Answer with the number of lines in the listing below that contain the word "price", and nothing else.

• Data items:
◆ ◆ ◆ ◆ ◆
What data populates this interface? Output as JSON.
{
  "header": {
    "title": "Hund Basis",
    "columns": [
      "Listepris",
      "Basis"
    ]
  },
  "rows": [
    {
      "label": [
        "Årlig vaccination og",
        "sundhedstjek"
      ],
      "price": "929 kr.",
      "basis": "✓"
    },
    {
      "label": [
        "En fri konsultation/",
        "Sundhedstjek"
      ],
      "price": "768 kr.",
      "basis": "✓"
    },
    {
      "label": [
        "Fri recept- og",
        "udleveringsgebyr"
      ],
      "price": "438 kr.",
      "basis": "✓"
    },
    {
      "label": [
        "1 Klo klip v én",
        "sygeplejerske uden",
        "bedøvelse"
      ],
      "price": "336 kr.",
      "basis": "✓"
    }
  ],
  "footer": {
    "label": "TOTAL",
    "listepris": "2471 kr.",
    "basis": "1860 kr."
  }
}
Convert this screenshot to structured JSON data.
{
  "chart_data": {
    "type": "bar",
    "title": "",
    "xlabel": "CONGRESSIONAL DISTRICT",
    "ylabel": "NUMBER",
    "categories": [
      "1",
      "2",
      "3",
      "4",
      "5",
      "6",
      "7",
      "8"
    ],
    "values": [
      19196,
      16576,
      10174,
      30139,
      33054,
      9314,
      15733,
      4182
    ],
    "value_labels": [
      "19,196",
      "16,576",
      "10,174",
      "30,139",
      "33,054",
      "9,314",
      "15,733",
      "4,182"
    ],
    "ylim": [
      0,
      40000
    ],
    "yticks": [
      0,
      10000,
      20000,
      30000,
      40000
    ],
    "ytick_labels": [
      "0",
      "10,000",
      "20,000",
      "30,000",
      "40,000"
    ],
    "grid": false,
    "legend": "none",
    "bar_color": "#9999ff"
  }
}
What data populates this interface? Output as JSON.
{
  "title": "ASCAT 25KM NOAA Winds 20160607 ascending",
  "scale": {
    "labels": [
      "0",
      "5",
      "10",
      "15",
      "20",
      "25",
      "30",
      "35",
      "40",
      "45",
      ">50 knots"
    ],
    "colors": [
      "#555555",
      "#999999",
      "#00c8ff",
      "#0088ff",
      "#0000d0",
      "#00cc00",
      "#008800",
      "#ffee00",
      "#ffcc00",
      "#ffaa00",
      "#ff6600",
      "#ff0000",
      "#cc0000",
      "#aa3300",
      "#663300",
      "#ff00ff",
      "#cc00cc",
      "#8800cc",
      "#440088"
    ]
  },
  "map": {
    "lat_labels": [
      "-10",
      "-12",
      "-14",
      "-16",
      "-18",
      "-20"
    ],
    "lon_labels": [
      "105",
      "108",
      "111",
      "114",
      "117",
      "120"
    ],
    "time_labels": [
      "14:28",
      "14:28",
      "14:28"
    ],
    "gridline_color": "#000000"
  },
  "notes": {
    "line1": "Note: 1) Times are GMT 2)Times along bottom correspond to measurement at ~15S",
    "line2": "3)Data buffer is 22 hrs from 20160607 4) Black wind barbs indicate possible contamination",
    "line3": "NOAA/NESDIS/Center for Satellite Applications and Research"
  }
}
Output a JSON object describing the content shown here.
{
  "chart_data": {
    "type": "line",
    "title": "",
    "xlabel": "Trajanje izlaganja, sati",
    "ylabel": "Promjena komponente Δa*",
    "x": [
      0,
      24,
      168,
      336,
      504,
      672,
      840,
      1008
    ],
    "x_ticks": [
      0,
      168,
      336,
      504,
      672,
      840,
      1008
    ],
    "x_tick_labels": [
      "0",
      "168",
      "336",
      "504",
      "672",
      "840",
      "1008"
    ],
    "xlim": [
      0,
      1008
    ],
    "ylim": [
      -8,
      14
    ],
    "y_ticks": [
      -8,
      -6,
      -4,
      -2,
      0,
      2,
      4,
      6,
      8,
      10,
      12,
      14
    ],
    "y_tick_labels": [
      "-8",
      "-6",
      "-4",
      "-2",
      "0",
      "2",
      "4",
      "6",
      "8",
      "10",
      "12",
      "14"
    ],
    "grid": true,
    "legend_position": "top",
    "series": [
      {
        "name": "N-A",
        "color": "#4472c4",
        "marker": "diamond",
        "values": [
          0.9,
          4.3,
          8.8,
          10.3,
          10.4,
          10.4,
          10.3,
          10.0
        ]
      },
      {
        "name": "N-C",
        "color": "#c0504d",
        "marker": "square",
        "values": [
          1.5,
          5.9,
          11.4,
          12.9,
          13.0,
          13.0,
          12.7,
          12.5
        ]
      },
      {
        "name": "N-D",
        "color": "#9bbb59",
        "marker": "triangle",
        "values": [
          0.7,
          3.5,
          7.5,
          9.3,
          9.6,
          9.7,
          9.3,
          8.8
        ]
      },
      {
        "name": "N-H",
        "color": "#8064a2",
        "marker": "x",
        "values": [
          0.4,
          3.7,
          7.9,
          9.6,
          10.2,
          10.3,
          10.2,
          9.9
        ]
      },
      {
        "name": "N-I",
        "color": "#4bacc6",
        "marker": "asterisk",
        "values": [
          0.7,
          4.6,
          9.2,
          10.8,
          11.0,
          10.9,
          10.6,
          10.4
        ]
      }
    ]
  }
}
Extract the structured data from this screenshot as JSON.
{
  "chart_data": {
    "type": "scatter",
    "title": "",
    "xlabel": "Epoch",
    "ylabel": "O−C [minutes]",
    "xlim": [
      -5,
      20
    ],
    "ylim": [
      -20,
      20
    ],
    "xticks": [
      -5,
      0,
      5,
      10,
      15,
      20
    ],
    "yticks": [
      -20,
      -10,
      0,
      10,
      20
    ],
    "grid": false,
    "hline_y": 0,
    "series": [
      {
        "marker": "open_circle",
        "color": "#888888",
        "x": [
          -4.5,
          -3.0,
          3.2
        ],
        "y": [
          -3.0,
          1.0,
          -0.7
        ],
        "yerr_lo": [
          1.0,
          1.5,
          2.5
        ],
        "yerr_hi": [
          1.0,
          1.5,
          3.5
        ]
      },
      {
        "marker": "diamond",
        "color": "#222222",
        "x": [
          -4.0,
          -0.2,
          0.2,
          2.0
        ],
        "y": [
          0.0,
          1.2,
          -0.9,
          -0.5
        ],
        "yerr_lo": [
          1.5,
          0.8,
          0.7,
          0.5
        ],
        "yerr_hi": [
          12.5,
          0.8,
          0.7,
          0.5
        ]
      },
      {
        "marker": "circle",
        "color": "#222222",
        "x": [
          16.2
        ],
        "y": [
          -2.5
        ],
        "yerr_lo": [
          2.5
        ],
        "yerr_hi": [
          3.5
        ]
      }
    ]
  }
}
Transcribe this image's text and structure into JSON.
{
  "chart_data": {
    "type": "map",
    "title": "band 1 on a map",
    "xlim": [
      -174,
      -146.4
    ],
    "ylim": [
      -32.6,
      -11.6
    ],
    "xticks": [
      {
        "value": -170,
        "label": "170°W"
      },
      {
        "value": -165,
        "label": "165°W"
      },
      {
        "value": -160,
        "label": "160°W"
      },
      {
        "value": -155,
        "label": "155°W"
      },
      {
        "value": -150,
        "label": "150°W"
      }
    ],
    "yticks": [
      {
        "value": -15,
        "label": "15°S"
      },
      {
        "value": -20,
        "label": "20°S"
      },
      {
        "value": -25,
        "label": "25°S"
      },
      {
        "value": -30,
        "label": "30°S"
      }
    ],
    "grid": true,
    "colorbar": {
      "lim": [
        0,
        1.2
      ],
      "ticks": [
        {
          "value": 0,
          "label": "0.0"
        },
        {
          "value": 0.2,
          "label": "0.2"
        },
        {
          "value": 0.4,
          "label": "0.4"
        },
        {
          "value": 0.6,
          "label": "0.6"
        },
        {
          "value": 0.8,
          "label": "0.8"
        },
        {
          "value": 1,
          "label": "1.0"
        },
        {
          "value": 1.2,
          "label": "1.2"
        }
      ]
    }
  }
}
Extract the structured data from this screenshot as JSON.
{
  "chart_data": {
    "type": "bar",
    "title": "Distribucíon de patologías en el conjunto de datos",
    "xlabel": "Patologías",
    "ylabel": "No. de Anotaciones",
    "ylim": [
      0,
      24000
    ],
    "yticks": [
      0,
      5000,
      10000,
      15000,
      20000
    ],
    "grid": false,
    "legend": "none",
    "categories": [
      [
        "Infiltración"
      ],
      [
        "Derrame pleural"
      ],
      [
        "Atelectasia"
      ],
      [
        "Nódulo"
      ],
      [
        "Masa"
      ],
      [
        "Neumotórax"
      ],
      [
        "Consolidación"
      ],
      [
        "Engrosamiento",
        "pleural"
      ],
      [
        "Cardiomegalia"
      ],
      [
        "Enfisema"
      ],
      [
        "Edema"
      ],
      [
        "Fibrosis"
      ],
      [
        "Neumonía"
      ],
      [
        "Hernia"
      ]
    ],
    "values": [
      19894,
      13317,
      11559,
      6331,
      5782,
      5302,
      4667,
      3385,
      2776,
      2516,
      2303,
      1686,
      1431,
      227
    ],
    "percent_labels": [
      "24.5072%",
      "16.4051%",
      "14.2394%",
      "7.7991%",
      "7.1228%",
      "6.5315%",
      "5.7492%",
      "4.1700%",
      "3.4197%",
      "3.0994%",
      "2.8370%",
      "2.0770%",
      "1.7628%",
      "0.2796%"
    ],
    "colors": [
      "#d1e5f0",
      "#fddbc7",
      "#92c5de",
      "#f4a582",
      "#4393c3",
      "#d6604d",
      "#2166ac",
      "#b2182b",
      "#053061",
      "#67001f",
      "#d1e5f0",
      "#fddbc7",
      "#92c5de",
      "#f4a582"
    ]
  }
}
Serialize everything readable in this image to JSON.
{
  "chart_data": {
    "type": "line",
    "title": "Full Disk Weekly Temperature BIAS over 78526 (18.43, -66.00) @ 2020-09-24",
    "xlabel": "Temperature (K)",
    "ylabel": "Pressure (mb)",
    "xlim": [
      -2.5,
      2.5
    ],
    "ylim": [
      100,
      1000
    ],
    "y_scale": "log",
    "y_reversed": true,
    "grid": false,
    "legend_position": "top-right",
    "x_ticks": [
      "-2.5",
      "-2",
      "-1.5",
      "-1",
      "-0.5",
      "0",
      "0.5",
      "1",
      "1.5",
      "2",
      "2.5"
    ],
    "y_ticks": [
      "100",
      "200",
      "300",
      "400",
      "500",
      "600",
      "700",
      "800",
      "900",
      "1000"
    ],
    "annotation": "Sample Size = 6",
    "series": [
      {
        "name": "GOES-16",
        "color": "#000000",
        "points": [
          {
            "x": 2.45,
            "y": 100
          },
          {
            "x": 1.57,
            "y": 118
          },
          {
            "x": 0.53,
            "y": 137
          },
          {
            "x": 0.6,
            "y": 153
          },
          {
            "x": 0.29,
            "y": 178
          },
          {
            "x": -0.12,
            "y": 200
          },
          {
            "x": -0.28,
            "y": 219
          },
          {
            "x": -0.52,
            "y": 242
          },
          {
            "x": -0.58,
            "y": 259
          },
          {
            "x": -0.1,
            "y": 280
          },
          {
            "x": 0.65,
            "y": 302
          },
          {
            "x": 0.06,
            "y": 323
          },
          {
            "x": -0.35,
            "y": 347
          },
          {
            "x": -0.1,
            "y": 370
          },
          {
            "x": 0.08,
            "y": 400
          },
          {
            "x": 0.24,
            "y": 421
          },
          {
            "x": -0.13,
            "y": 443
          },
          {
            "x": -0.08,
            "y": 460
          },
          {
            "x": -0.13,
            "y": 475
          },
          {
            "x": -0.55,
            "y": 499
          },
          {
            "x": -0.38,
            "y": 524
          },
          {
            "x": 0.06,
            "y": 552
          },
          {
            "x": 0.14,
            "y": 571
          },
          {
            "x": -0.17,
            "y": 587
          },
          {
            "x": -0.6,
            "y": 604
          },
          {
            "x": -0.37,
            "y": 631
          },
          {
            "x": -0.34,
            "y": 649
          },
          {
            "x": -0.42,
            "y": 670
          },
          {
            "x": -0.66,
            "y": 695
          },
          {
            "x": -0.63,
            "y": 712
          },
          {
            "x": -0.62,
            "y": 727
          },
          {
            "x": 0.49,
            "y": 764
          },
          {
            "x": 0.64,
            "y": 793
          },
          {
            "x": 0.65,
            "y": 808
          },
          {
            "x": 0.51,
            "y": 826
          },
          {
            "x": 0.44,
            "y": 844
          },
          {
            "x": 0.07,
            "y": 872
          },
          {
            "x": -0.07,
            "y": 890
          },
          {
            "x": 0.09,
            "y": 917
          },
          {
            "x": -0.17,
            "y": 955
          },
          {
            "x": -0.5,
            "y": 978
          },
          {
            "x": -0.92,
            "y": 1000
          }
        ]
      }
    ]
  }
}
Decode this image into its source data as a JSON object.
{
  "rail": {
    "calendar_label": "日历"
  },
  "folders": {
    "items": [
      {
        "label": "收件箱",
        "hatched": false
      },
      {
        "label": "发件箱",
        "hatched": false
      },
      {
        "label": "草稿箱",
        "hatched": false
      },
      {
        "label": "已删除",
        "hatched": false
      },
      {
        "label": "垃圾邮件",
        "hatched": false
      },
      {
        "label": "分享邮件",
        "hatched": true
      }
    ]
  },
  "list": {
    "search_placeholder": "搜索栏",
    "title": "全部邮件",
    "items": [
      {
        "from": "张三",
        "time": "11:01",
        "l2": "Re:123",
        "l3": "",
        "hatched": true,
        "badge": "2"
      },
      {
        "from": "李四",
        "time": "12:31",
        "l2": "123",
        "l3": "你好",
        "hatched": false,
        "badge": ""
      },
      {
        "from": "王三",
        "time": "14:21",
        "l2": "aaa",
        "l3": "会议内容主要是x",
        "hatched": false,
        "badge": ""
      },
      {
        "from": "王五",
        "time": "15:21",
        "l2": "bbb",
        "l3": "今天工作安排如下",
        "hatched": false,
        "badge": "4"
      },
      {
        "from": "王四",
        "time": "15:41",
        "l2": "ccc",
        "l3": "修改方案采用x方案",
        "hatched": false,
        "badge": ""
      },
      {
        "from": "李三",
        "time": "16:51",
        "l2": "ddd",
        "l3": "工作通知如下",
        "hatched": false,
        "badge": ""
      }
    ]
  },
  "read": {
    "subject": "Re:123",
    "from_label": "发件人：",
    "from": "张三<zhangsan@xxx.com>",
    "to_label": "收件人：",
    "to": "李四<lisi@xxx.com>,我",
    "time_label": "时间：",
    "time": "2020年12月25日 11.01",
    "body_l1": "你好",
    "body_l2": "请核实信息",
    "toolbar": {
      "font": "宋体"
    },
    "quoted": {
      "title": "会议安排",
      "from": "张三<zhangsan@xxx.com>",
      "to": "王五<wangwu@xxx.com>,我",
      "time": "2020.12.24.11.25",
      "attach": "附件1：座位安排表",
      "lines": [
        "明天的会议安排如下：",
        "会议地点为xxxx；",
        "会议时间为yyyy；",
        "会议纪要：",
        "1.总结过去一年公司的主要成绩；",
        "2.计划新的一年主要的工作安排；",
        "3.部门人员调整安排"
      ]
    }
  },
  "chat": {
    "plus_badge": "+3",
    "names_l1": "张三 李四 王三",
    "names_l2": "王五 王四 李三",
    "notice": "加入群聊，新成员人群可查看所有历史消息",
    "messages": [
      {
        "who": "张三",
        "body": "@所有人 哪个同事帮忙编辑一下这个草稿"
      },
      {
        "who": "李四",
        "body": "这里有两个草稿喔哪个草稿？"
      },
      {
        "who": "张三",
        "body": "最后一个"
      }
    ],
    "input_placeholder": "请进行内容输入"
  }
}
◆ ◆ ◆ ◆ ◆
• Solution: 4